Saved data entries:
━━━
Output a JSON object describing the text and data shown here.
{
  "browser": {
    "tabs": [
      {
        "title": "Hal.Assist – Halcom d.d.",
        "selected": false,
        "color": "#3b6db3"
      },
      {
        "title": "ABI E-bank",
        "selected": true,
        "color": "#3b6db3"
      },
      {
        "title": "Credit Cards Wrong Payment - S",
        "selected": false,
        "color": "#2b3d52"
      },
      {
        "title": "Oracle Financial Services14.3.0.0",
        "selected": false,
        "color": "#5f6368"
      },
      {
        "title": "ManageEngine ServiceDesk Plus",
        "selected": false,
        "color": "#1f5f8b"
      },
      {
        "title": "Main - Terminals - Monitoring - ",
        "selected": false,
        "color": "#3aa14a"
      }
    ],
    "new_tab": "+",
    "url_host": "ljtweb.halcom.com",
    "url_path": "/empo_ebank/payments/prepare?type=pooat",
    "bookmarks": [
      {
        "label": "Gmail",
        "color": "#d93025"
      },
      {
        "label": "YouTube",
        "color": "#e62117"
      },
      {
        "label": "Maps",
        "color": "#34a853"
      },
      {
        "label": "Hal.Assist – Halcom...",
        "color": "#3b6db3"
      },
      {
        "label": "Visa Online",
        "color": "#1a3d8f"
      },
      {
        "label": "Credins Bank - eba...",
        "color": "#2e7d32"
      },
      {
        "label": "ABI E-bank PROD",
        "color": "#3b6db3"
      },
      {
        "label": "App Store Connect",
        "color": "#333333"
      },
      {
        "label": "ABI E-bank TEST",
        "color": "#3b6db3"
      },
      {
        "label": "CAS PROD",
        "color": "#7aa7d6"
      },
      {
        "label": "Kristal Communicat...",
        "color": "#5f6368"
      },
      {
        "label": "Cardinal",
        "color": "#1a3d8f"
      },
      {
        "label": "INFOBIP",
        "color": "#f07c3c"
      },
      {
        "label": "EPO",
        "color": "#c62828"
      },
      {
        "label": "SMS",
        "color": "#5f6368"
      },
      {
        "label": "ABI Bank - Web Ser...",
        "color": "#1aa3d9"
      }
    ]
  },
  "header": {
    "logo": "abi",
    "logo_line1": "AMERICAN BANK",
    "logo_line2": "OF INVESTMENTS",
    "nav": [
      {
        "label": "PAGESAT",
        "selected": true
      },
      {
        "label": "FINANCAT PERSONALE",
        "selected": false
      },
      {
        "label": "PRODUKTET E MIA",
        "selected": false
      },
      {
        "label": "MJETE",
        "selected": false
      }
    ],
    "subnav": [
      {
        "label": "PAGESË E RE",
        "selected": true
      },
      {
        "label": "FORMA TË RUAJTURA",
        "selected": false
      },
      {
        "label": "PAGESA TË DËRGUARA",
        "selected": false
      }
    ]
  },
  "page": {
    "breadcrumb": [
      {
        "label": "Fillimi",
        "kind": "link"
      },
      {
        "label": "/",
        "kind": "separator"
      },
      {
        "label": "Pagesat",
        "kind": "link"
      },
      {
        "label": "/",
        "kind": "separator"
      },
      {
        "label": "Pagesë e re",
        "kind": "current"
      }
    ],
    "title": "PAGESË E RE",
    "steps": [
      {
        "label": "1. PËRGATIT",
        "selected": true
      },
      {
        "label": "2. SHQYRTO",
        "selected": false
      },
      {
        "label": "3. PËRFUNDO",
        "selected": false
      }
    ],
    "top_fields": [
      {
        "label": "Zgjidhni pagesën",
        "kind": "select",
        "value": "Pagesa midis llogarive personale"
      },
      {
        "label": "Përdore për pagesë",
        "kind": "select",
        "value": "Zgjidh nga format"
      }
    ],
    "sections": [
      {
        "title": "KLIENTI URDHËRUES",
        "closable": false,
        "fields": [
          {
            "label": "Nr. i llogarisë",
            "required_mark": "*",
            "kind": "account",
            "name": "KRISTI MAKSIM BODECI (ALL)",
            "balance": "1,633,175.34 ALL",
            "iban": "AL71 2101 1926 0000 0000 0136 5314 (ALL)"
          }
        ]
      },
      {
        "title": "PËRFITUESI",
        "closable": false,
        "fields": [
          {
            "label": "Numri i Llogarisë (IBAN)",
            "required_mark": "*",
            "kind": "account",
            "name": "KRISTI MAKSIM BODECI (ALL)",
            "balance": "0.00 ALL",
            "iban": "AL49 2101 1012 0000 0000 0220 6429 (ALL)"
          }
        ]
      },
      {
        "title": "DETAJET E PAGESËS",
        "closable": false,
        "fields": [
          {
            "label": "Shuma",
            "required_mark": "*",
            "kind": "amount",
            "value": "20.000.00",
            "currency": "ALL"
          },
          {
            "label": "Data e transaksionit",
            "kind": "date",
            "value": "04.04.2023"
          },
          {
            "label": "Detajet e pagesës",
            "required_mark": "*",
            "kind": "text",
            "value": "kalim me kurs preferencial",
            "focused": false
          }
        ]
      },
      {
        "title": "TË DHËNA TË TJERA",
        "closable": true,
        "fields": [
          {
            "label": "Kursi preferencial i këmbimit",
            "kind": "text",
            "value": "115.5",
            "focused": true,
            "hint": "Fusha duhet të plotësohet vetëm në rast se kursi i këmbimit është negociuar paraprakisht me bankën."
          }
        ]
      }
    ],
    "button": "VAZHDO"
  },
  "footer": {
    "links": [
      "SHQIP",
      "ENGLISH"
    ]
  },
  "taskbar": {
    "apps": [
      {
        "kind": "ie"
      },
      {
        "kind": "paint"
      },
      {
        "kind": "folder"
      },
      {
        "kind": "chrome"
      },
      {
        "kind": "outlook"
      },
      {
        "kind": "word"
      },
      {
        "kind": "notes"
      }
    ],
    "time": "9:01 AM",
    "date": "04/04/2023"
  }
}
━━━
Exercise brief:
Extract every line above containing the word "Assist".

Result for this task:
        "title": "Hal.Assist – Halcom d.d.",
        "label": "Hal.Assist – Halcom...",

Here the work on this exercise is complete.